§ PROVIDED RECORDS
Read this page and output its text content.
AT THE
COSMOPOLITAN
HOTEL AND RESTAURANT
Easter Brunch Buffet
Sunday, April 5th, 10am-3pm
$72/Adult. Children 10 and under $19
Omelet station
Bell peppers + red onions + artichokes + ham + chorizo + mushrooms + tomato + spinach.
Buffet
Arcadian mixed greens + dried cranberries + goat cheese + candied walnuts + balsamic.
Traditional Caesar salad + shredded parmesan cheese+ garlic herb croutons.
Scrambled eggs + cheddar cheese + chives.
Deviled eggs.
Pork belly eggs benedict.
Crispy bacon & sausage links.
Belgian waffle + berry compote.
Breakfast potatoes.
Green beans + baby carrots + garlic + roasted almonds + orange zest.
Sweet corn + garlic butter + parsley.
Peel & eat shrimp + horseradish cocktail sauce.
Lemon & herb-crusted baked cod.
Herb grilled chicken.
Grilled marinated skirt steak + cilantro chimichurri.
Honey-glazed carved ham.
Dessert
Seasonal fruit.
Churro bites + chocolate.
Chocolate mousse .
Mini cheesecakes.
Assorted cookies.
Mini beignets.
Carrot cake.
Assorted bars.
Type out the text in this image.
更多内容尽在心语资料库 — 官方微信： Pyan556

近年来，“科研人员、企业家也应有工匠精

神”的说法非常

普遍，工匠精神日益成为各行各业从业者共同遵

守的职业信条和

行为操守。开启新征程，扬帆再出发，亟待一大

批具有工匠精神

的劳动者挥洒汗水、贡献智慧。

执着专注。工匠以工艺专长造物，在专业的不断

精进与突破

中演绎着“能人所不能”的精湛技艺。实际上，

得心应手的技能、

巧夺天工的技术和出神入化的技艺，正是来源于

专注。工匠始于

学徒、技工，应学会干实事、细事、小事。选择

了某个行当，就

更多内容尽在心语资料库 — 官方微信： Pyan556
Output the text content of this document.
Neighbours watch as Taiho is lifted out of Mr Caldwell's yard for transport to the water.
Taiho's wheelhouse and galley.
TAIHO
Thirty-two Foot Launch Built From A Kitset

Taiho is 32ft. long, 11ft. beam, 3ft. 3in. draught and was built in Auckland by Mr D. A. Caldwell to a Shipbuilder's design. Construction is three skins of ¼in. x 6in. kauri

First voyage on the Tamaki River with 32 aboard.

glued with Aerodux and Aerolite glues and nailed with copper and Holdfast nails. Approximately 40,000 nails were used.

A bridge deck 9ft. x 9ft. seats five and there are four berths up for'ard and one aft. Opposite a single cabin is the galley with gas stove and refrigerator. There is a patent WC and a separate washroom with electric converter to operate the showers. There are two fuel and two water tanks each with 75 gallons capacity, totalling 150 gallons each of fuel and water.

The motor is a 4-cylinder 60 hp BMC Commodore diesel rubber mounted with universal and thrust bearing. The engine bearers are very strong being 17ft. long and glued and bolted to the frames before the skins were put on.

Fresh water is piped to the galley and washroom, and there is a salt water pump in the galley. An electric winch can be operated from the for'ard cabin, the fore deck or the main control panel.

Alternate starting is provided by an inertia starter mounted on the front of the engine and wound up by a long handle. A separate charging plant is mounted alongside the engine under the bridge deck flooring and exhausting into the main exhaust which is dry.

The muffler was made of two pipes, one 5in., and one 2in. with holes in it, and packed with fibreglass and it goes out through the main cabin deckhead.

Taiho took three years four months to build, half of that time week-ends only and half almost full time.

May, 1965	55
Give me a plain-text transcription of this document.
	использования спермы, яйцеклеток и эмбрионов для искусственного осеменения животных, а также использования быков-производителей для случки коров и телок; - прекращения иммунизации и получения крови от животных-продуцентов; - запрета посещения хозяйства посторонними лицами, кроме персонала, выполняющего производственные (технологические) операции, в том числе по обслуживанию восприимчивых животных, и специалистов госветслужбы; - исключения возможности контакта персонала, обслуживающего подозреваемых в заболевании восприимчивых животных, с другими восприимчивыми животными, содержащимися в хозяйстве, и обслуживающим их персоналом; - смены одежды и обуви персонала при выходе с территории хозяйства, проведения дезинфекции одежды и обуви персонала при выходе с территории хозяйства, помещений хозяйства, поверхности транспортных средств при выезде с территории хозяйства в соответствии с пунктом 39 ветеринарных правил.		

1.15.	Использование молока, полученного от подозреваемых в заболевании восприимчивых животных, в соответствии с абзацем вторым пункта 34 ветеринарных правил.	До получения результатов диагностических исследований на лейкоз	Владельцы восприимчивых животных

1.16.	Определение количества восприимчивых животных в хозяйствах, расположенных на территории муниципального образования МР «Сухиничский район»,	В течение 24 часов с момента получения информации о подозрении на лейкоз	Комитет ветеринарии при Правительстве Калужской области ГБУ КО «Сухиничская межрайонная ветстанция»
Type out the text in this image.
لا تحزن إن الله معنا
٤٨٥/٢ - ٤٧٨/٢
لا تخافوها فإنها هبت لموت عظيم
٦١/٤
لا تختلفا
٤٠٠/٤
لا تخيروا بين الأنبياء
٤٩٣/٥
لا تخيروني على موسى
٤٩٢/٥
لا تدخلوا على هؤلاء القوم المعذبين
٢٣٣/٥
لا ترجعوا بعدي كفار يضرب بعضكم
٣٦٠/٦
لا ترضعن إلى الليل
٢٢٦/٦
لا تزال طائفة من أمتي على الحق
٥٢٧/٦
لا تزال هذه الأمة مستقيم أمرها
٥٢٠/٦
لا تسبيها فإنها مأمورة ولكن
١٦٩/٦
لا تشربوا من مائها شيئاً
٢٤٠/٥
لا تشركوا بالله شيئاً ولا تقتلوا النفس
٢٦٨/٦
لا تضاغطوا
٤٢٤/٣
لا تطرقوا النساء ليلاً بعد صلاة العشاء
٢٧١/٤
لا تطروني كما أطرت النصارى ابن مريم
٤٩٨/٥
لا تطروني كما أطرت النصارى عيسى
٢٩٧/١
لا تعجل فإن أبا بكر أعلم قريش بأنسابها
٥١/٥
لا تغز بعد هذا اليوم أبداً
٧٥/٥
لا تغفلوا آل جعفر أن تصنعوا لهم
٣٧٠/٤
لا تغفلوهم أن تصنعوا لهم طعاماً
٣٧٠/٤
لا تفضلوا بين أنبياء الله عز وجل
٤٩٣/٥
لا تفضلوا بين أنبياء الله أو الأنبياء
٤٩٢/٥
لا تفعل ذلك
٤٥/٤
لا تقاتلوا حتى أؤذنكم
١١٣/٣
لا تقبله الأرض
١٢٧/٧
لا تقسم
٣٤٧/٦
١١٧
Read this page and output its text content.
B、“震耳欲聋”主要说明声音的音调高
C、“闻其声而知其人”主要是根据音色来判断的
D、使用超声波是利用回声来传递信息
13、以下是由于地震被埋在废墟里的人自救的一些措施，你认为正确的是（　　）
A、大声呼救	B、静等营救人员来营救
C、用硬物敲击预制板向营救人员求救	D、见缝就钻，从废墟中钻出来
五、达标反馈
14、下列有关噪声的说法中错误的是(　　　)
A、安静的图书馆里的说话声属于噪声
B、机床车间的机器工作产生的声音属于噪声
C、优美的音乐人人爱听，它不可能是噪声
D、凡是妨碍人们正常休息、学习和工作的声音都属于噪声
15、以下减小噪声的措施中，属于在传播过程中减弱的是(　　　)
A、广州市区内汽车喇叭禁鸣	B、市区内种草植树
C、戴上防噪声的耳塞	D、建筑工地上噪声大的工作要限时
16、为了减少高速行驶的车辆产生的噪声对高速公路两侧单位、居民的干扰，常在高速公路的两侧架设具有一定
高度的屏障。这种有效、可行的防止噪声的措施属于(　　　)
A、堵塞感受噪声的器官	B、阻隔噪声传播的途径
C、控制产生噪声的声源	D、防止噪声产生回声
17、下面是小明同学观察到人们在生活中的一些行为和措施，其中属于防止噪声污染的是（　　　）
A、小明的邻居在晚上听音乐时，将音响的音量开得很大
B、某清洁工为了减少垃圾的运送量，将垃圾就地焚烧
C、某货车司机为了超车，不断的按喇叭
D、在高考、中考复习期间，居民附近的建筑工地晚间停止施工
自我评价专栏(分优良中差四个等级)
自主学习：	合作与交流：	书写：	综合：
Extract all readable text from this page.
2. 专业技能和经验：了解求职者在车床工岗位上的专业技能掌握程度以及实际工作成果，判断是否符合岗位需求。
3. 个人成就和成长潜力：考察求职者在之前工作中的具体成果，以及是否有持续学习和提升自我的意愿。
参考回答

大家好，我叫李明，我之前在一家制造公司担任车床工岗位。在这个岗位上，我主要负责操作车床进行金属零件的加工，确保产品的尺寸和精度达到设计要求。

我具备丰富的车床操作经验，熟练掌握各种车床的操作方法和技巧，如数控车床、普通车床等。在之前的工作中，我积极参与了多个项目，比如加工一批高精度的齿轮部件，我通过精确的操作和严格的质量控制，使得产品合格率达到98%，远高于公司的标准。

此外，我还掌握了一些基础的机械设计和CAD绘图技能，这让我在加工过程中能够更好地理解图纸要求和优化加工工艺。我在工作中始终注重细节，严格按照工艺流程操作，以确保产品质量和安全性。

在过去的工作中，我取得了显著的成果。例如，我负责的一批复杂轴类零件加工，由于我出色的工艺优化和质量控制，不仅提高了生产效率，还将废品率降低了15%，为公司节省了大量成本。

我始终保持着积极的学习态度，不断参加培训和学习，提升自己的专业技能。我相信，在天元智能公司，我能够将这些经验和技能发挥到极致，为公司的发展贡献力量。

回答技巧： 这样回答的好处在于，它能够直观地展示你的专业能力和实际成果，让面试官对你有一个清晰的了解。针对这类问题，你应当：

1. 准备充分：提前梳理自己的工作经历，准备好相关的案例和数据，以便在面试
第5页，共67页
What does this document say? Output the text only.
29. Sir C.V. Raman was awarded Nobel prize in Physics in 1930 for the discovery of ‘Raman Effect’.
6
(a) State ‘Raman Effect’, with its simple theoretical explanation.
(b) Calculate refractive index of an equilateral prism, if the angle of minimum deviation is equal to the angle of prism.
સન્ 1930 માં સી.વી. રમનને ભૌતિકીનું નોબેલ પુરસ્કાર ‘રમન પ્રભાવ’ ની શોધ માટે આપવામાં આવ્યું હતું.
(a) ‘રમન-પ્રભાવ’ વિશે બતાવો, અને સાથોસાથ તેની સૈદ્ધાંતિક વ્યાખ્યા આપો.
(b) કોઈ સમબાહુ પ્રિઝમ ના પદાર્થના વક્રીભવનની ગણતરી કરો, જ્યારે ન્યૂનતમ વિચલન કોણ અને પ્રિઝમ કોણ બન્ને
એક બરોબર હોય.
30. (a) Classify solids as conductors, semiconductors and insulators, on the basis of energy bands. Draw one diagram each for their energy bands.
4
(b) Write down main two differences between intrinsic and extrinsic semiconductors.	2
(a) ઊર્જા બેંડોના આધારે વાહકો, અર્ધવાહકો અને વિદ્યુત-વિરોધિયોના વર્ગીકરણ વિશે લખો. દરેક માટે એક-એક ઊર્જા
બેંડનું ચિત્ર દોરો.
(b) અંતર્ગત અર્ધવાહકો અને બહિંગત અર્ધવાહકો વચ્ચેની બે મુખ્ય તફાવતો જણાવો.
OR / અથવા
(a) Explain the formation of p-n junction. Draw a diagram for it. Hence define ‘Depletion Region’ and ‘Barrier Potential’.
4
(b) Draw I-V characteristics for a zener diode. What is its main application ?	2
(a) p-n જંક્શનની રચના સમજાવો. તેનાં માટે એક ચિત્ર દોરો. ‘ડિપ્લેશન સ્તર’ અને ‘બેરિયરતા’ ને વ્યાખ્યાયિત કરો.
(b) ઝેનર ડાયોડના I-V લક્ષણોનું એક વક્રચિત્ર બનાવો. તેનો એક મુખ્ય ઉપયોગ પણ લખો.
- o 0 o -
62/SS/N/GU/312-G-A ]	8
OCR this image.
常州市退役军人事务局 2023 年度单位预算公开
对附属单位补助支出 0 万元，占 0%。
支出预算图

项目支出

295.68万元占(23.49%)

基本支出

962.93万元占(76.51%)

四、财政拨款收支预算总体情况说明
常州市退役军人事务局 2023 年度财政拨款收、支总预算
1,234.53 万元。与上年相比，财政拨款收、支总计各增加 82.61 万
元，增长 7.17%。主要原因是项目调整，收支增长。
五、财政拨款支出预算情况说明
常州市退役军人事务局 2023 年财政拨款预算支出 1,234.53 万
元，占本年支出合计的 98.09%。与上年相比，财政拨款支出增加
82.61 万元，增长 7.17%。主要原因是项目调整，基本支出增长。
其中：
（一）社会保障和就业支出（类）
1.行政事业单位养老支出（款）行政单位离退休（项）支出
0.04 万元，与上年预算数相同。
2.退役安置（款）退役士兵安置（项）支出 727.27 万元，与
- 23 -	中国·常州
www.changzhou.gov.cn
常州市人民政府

§ STATED PROBLEM
Select every line where the word "Effect" occurs.

§ CORRECT RESULT
29. Sir C.V. Raman was awarded Nobel prize in Physics in 1930 for the discovery of ‘Raman Effect’.
(a) State ‘Raman Effect’, with its simple theoretical explanation.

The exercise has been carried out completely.